• _Directions for this task_: Print out the material that follows word for word.

• _Supplied material_:
--------------------------------------------------

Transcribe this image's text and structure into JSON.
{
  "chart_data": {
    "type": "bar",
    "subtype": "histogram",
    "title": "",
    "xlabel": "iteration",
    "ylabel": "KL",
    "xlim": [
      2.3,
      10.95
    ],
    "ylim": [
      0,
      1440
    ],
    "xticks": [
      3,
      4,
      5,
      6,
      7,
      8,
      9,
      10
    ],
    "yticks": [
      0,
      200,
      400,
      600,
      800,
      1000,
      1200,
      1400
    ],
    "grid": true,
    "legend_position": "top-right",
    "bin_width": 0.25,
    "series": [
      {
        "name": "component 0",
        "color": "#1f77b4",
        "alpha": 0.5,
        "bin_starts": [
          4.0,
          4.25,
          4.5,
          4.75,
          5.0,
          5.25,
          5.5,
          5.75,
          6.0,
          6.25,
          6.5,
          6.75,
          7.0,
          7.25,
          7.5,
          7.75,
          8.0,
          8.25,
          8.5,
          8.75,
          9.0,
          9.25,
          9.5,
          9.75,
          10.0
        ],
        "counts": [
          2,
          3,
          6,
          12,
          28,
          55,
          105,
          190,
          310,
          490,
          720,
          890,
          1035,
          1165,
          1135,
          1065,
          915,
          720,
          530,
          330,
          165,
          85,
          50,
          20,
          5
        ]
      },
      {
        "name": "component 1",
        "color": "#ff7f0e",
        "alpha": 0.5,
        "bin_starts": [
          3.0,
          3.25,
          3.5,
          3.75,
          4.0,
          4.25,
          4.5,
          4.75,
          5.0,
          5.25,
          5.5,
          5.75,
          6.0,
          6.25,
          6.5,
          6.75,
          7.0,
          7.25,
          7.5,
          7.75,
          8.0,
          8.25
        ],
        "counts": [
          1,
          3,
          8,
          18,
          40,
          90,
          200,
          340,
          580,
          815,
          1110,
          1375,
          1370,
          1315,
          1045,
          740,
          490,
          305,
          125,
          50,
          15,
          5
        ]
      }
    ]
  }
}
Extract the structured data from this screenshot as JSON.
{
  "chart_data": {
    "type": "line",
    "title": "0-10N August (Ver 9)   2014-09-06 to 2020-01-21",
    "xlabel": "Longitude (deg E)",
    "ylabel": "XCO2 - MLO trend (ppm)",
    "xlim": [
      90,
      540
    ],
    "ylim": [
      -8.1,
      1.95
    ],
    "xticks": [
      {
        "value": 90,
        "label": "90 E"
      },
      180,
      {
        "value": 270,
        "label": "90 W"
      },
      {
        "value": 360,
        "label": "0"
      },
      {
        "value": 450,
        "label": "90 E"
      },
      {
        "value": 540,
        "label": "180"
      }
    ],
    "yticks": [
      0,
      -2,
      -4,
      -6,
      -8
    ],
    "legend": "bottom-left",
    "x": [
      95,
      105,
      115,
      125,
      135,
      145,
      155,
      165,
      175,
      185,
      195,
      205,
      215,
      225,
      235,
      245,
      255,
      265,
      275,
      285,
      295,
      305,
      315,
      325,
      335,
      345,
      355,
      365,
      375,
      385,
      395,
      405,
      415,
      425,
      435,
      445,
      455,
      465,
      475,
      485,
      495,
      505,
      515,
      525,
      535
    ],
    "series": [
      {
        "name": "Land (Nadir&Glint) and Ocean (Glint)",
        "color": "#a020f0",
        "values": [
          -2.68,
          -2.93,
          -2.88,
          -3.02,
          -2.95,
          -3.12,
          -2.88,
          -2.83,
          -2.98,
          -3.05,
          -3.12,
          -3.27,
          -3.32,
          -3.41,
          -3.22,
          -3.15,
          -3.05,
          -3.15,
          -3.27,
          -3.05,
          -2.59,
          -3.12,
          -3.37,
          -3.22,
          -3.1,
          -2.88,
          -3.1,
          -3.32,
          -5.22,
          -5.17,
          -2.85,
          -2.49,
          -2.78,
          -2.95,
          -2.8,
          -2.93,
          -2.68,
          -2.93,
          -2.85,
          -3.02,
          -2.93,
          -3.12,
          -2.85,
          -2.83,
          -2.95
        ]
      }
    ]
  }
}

--------------------------------------------------

• _Output_:
Transcribe this image's text and structure into JSON.
{
  "chart_data": {
    "type": "bar",
    "subtype": "histogram",
    "title": "",
    "xlabel": "iteration",
    "ylabel": "KL",
    "xlim": [
      2.3,
      10.95
    ],
    "ylim": [
      0,
      1440
    ],
    "xticks": [
      3,
      4,
      5,
      6,
      7,
      8,
      9,
      10
    ],
    "yticks": [
      0,
      200,
      400,
      600,
      800,
      1000,
      1200,
      1400
    ],
    "grid": true,
    "legend_position": "top-right",
    "bin_width": 0.25,
    "series": [
      {
        "name": "component 0",
        "color": "#1f77b4",
        "alpha": 0.5,
        "bin_starts": [
          4.0,
          4.25,
          4.5,
          4.75,
          5.0,
          5.25,
          5.5,
          5.75,
          6.0,
          6.25,
          6.5,
          6.75,
          7.0,
          7.25,
          7.5,
          7.75,
          8.0,
          8.25,
          8.5,
          8.75,
          9.0,
          9.25,
          9.5,
          9.75,
          10.0
        ],
        "counts": [
          2,
          3,
          6,
          12,
          28,
          55,
          105,
          190,
          310,
          490,
          720,
          890,
          1035,
          1165,
          1135,
          1065,
          915,
          720,
          530,
          330,
          165,
          85,
          50,
          20,
          5
        ]
      },
      {
        "name": "component 1",
        "color": "#ff7f0e",
        "alpha": 0.5,
        "bin_starts": [
          3.0,
          3.25,
          3.5,
          3.75,
          4.0,
          4.25,
          4.5,
          4.75,
          5.0,
          5.25,
          5.5,
          5.75,
          6.0,
          6.25,
          6.5,
          6.75,
          7.0,
          7.25,
          7.5,
          7.75,
          8.0,
          8.25
        ],
        "counts": [
          1,
          3,
          8,
          18,
          40,
          90,
          200,
          340,
          580,
          815,
          1110,
          1375,
          1370,
          1315,
          1045,
          740,
          490,
          305,
          125,
          50,
          15,
          5
        ]
      }
    ]
  }
}
Extract the structured data from this screenshot as JSON.
{
  "chart_data": {
    "type": "line",
    "title": "0-10N August (Ver 9)   2014-09-06 to 2020-01-21",
    "xlabel": "Longitude (deg E)",
    "ylabel": "XCO2 - MLO trend (ppm)",
    "xlim": [
      90,
      540
    ],
    "ylim": [
      -8.1,
      1.95
    ],
    "xticks": [
      {
        "value": 90,
        "label": "90 E"
      },
      180,
      {
        "value": 270,
        "label": "90 W"
      },
      {
        "value": 360,
        "label": "0"
      },
      {
        "value": 450,
        "label": "90 E"
      },
      {
        "value": 540,
        "label": "180"
      }
    ],
    "yticks": [
      0,
      -2,
      -4,
      -6,
      -8
    ],
    "legend": "bottom-left",
    "x": [
      95,
      105,
      115,
      125,
      135,
      145,
      155,
      165,
      175,
      185,
      195,
      205,
      215,
      225,
      235,
      245,
      255,
      265,
      275,
      285,
      295,
      305,
      315,
      325,
      335,
      345,
      355,
      365,
      375,
      385,
      395,
      405,
      415,
      425,
      435,
      445,
      455,
      465,
      475,
      485,
      495,
      505,
      515,
      525,
      535
    ],
    "series": [
      {
        "name": "Land (Nadir&Glint) and Ocean (Glint)",
        "color": "#a020f0",
        "values": [
          -2.68,
          -2.93,
          -2.88,
          -3.02,
          -2.95,
          -3.12,
          -2.88,
          -2.83,
          -2.98,
          -3.05,
          -3.12,
          -3.27,
          -3.32,
          -3.41,
          -3.22,
          -3.15,
          -3.05,
          -3.15,
          -3.27,
          -3.05,
          -2.59,
          -3.12,
          -3.37,
          -3.22,
          -3.1,
          -2.88,
          -3.1,
          -3.32,
          -5.22,
          -5.17,
          -2.85,
          -2.49,
          -2.78,
          -2.95,
          -2.8,
          -2.93,
          -2.68,
          -2.93,
          -2.85,
          -3.02,
          -2.93,
          -3.12,
          -2.85,
          -2.83,
          -2.95
        ]
      }
    ]
  }
}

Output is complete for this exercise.